_DATA LINES_
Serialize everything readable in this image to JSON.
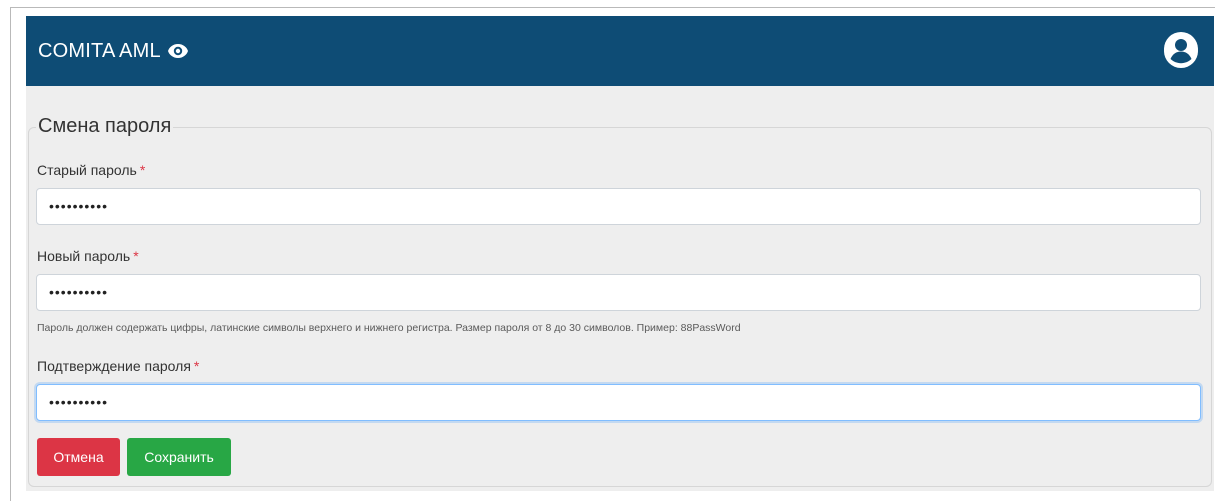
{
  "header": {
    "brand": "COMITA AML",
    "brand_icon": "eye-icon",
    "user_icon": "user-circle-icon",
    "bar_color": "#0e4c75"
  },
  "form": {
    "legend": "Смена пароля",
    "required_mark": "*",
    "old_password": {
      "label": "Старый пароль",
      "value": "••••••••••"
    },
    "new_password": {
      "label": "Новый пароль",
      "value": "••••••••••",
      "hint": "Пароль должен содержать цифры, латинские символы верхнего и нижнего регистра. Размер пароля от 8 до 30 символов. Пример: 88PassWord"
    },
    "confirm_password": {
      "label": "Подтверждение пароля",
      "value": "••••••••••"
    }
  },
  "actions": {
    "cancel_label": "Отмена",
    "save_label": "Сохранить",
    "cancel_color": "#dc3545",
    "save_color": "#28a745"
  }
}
==
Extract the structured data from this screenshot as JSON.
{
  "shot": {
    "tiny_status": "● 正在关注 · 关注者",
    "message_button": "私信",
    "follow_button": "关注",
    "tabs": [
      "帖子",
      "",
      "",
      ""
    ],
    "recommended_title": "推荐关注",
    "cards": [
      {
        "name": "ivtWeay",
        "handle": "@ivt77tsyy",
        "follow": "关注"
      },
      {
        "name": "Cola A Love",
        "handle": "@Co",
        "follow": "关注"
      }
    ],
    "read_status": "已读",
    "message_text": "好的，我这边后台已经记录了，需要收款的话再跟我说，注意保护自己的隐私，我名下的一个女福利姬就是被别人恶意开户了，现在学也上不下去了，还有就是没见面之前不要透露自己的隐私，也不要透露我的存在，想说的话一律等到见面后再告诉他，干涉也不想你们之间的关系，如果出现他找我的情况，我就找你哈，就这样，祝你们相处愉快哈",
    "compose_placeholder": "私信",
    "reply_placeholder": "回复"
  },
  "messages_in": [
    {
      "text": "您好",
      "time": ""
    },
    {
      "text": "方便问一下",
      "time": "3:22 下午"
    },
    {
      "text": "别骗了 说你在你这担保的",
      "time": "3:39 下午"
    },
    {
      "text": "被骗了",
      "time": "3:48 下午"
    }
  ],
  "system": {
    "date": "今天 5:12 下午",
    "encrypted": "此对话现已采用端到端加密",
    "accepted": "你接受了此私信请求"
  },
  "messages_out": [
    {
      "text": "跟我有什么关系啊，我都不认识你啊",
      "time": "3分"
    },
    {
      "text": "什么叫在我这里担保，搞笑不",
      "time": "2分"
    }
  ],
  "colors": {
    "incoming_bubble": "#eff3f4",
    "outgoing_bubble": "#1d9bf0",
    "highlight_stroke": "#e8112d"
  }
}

_EXERCISE INSTRUCTIONS_
Only a number is wanted: how many lines contain the word "time"?

_RESPONSE FOR THIS EXERCISE_
6